-- Begin Data section --
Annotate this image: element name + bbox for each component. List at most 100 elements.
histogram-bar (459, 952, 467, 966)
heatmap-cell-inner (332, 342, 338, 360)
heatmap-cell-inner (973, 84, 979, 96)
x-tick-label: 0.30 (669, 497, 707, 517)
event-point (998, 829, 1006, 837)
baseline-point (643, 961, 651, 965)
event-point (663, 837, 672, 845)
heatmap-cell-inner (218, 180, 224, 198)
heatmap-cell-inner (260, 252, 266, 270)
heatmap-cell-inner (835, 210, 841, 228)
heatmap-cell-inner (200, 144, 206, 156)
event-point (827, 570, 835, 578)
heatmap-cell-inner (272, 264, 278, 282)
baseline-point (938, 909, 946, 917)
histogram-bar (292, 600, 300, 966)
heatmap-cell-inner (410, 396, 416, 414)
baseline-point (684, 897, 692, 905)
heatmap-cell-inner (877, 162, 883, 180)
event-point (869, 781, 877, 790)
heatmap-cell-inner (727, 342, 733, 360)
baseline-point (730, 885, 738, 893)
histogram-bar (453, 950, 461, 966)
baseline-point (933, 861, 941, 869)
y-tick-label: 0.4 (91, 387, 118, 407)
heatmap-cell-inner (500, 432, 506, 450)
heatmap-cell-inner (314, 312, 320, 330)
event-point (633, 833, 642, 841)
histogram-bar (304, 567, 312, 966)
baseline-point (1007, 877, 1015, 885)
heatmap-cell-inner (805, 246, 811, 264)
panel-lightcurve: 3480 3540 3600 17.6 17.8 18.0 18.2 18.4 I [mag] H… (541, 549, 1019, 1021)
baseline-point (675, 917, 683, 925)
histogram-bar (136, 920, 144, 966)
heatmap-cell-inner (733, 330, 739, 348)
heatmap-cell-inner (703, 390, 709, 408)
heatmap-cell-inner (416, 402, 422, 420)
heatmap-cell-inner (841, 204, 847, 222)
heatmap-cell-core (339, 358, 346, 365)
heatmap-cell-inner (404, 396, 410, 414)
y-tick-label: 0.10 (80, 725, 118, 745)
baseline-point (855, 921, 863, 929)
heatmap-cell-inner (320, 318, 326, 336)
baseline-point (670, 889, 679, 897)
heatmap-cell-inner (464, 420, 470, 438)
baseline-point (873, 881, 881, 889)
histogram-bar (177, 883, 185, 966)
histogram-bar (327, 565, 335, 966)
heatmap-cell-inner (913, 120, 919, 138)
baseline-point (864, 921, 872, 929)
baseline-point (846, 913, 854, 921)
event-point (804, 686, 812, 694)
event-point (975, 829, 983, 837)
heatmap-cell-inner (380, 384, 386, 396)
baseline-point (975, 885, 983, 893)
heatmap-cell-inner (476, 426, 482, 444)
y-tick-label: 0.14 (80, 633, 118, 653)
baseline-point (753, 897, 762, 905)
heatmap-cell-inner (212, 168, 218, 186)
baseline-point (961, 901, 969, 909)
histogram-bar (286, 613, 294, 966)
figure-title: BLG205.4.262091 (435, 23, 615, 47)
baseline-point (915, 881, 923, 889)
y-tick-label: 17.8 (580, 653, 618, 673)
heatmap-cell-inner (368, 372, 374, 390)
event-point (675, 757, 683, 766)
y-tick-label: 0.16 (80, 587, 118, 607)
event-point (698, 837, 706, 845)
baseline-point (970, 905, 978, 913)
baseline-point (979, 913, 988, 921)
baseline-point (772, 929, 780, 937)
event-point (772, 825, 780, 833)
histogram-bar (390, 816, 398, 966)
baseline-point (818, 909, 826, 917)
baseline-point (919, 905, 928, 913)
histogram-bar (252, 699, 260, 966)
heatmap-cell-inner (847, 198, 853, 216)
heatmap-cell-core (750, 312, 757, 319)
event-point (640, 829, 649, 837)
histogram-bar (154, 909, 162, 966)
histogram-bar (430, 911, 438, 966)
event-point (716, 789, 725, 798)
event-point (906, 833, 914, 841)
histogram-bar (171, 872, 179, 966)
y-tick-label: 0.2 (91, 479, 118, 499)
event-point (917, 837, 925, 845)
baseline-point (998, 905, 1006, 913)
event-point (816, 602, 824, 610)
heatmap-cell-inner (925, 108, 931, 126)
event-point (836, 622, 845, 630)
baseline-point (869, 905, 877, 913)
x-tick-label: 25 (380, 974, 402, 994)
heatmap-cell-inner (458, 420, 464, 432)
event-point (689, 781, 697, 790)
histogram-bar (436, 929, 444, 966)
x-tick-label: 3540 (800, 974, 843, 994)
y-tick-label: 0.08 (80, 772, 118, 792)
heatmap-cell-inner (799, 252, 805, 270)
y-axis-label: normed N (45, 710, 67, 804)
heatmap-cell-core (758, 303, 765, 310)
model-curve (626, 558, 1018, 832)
-- End Data section --
Challenge » How many lines above contain the string "core"? Case counts. Reply with the number only.

Correct output » 3